**Excerpts from a figure dataset**:
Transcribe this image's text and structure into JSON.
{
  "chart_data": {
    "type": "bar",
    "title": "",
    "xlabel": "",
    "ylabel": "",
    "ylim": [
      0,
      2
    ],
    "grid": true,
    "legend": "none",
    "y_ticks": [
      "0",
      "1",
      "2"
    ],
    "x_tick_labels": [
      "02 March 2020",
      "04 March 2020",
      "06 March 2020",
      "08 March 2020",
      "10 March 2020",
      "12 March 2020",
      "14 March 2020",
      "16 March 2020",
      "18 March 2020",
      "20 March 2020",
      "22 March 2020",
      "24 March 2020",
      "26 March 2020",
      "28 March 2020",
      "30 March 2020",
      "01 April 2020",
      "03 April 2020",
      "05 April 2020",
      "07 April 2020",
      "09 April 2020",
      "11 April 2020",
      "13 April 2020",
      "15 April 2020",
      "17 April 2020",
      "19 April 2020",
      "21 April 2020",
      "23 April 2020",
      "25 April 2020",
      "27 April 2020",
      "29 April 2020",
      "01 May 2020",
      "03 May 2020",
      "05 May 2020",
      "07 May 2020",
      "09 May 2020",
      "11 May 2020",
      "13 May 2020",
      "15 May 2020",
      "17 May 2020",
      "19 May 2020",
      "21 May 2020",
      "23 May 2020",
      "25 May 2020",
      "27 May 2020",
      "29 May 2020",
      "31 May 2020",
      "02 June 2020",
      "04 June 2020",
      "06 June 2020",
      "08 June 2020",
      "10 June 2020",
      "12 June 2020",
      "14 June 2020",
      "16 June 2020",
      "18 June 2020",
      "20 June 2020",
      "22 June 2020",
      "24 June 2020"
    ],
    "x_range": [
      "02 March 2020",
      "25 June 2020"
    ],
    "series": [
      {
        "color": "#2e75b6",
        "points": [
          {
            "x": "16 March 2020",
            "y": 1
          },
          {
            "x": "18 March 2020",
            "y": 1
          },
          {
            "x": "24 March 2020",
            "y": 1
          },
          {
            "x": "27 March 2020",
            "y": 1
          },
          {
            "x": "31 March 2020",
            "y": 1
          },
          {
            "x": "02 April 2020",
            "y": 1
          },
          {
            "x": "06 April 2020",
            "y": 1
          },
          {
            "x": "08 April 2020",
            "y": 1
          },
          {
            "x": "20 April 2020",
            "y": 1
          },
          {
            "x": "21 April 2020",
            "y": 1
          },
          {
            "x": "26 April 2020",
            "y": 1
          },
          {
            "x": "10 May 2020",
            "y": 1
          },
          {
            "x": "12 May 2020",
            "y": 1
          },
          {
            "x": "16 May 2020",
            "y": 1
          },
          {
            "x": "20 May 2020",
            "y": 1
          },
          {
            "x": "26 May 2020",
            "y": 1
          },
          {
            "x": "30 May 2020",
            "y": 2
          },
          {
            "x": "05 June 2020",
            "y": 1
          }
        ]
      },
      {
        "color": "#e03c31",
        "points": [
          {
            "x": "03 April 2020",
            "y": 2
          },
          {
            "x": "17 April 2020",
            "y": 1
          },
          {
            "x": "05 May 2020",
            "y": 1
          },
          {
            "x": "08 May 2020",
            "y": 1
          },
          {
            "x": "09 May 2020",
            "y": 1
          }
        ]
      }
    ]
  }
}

**Directions**:
Output the entries exactly.

**Solved exercise**:
Transcribe this image's text and structure into JSON.
{
  "chart_data": {
    "type": "bar",
    "title": "",
    "xlabel": "",
    "ylabel": "",
    "ylim": [
      0,
      2
    ],
    "grid": true,
    "legend": "none",
    "y_ticks": [
      "0",
      "1",
      "2"
    ],
    "x_tick_labels": [
      "02 March 2020",
      "04 March 2020",
      "06 March 2020",
      "08 March 2020",
      "10 March 2020",
      "12 March 2020",
      "14 March 2020",
      "16 March 2020",
      "18 March 2020",
      "20 March 2020",
      "22 March 2020",
      "24 March 2020",
      "26 March 2020",
      "28 March 2020",
      "30 March 2020",
      "01 April 2020",
      "03 April 2020",
      "05 April 2020",
      "07 April 2020",
      "09 April 2020",
      "11 April 2020",
      "13 April 2020",
      "15 April 2020",
      "17 April 2020",
      "19 April 2020",
      "21 April 2020",
      "23 April 2020",
      "25 April 2020",
      "27 April 2020",
      "29 April 2020",
      "01 May 2020",
      "03 May 2020",
      "05 May 2020",
      "07 May 2020",
      "09 May 2020",
      "11 May 2020",
      "13 May 2020",
      "15 May 2020",
      "17 May 2020",
      "19 May 2020",
      "21 May 2020",
      "23 May 2020",
      "25 May 2020",
      "27 May 2020",
      "29 May 2020",
      "31 May 2020",
      "02 June 2020",
      "04 June 2020",
      "06 June 2020",
      "08 June 2020",
      "10 June 2020",
      "12 June 2020",
      "14 June 2020",
      "16 June 2020",
      "18 June 2020",
      "20 June 2020",
      "22 June 2020",
      "24 June 2020"
    ],
    "x_range": [
      "02 March 2020",
      "25 June 2020"
    ],
    "series": [
      {
        "color": "#2e75b6",
        "points": [
          {
            "x": "16 March 2020",
            "y": 1
          },
          {
            "x": "18 March 2020",
            "y": 1
          },
          {
            "x": "24 March 2020",
            "y": 1
          },
          {
            "x": "27 March 2020",
            "y": 1
          },
          {
            "x": "31 March 2020",
            "y": 1
          },
          {
            "x": "02 April 2020",
            "y": 1
          },
          {
            "x": "06 April 2020",
            "y": 1
          },
          {
            "x": "08 April 2020",
            "y": 1
          },
          {
            "x": "20 April 2020",
            "y": 1
          },
          {
            "x": "21 April 2020",
            "y": 1
          },
          {
            "x": "26 April 2020",
            "y": 1
          },
          {
            "x": "10 May 2020",
            "y": 1
          },
          {
            "x": "12 May 2020",
            "y": 1
          },
          {
            "x": "16 May 2020",
            "y": 1
          },
          {
            "x": "20 May 2020",
            "y": 1
          },
          {
            "x": "26 May 2020",
            "y": 1
          },
          {
            "x": "30 May 2020",
            "y": 2
          },
          {
            "x": "05 June 2020",
            "y": 1
          }
        ]
      },
      {
        "color": "#e03c31",
        "points": [
          {
            "x": "03 April 2020",
            "y": 2
          },
          {
            "x": "17 April 2020",
            "y": 1
          },
          {
            "x": "05 May 2020",
            "y": 1
          },
          {
            "x": "08 May 2020",
            "y": 1
          },
          {
            "x": "09 May 2020",
            "y": 1
          }
        ]
      }
    ]
  }
}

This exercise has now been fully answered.